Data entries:
***

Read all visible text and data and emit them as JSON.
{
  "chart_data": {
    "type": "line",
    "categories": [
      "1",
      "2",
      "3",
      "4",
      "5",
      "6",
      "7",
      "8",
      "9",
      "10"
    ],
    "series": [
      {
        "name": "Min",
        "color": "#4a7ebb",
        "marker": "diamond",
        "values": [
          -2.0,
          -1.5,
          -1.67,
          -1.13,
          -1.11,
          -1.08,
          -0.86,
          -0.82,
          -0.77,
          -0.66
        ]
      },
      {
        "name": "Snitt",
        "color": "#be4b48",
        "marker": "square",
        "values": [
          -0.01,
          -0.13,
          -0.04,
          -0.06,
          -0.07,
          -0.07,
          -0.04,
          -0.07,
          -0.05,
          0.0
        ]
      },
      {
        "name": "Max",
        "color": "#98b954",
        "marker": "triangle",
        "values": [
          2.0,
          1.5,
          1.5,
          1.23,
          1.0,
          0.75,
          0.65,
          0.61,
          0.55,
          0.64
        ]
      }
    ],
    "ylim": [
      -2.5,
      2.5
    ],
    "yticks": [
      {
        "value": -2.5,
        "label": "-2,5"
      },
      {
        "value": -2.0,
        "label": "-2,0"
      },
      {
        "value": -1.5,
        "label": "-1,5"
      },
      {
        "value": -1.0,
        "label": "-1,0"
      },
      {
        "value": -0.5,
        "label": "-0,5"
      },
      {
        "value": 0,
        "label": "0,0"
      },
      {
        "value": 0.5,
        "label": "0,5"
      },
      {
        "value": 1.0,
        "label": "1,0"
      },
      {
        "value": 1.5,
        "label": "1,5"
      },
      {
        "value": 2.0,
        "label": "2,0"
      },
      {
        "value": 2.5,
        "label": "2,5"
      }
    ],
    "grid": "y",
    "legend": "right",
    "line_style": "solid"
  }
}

***

◆ **GIVEN EXERCISE**
Report only the number of lines in the data above that contain "color".

◆ **SOLUTION BELOW**
3